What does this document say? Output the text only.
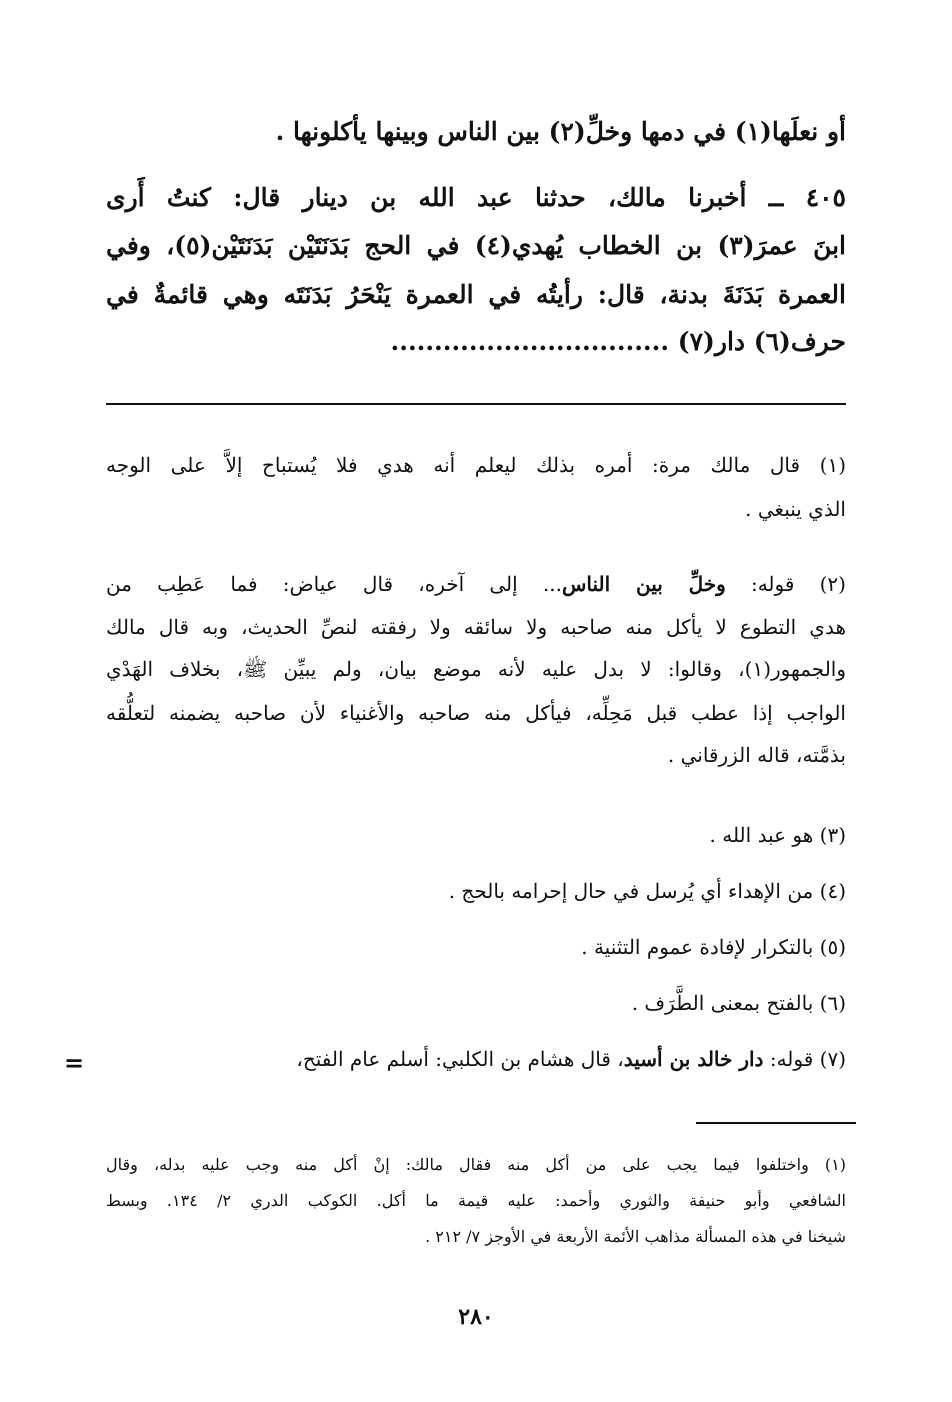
أو نعلَها(١) في دمها وخلِّ(٢) بين الناس وبينها يأكلونها .
٤٠٥ ــ أخبرنا مالك، حدثنا عبد الله بن دينار قال: كنتُ أَرى
ابنَ عمرَ(٣) بن الخطاب يُهدي(٤) في الحج بَدَنَتَيْن بَدَنَتَيْن(٥)، وفي
العمرة بَدَنَةَ بدنة، قال: رأيتُه في العمرة يَنْحَرُ بَدَنَتَه وهي قائمةٌ في
حرف(٦) دار(٧) ................................
(١) قال مالك مرة: أمره بذلك ليعلم أنه هدي فلا يُستباح إلاَّ على الوجه
الذي ينبغي .
(٢) قوله: وخلِّ بين الناس... إلى آخره، قال عياض: فما عَطِب من
هدي التطوع لا يأكل منه صاحبه ولا سائقه ولا رفقته لنصِّ الحديث، وبه قال مالك
والجمهور(١)، وقالوا: لا بدل عليه لأنه موضع بيان، ولم يبيِّن ﷺ، بخلاف الهَدْي
الواجب إذا عطب قبل مَحِلِّه، فيأكل منه صاحبه والأغنياء لأن صاحبه يضمنه لتعلُّقه
بذمَّته، قاله الزرقاني .
(٣) هو عبد الله .
(٤) من الإهداء أي يُرسل في حال إحرامه بالحج .
(٥) بالتكرار لإفادة عموم التثنية .
(٦) بالفتح بمعنى الطَّرَف .
(٧) قوله: دار خالد بن أسيد، قال هشام بن الكلبي: أسلم عام الفتح،
=
(١) واختلفوا فيما يجب على من أكل منه فقال مالك: إنْ أكل منه وجب عليه بدله، وقال
الشافعي وأبو حنيفة والثوري وأحمد: عليه قيمة ما أكل. الكوكب الدري ٢/ ١٣٤. وبسط
شيخنا في هذه المسألة مذاهب الأئمة الأربعة في الأوجز ٧/ ٢١٢ .
٢٨٠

| Your goal |
In how many lines does the word "الناس" appear? Respond with the number alone.

| Answer below |
2